• **Set task**
Write out the lines from the line containing "Enumerate this screenshot's" through the final line of the listing below, exactly, omitting every other line.

Figure contents as structured data

***

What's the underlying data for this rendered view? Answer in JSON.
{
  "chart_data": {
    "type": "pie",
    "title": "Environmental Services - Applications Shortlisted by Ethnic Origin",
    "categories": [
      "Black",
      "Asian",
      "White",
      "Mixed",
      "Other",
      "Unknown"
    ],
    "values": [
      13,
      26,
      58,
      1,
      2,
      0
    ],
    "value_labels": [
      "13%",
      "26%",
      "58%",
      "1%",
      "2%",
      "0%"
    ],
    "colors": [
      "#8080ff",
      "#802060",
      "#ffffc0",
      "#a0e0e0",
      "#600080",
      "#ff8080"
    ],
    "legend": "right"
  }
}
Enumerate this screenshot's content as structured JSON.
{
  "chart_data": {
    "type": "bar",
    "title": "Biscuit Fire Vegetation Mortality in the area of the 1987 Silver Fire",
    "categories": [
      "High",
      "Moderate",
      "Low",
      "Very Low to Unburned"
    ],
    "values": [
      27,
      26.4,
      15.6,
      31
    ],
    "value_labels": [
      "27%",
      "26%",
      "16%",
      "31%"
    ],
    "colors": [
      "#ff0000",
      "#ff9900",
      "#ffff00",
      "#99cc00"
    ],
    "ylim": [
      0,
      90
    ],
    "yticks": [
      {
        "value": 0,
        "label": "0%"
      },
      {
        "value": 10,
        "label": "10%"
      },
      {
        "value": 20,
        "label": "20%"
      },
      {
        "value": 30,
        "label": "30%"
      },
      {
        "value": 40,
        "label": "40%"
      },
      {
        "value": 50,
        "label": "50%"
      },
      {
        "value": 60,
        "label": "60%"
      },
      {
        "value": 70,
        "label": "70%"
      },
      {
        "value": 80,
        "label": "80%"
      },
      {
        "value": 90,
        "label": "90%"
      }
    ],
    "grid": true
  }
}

***

• **Solution below**
Enumerate this screenshot's content as structured JSON.
{
  "chart_data": {
    "type": "bar",
    "title": "Biscuit Fire Vegetation Mortality in the area of the 1987 Silver Fire",
    "categories": [
      "High",
      "Moderate",
      "Low",
      "Very Low to Unburned"
    ],
    "values": [
      27,
      26.4,
      15.6,
      31
    ],
    "value_labels": [
      "27%",
      "26%",
      "16%",
      "31%"
    ],
    "colors": [
      "#ff0000",
      "#ff9900",
      "#ffff00",
      "#99cc00"
    ],
    "ylim": [
      0,
      90
    ],
    "yticks": [
      {
        "value": 0,
        "label": "0%"
      },
      {
        "value": 10,
        "label": "10%"
      },
      {
        "value": 20,
        "label": "20%"
      },
      {
        "value": 30,
        "label": "30%"
      },
      {
        "value": 40,
        "label": "40%"
      },
      {
        "value": 50,
        "label": "50%"
      },
      {
        "value": 60,
        "label": "60%"
      },
      {
        "value": 70,
        "label": "70%"
      },
      {
        "value": 80,
        "label": "80%"
      },
      {
        "value": 90,
        "label": "90%"
      }
    ],
    "grid": true
  }
}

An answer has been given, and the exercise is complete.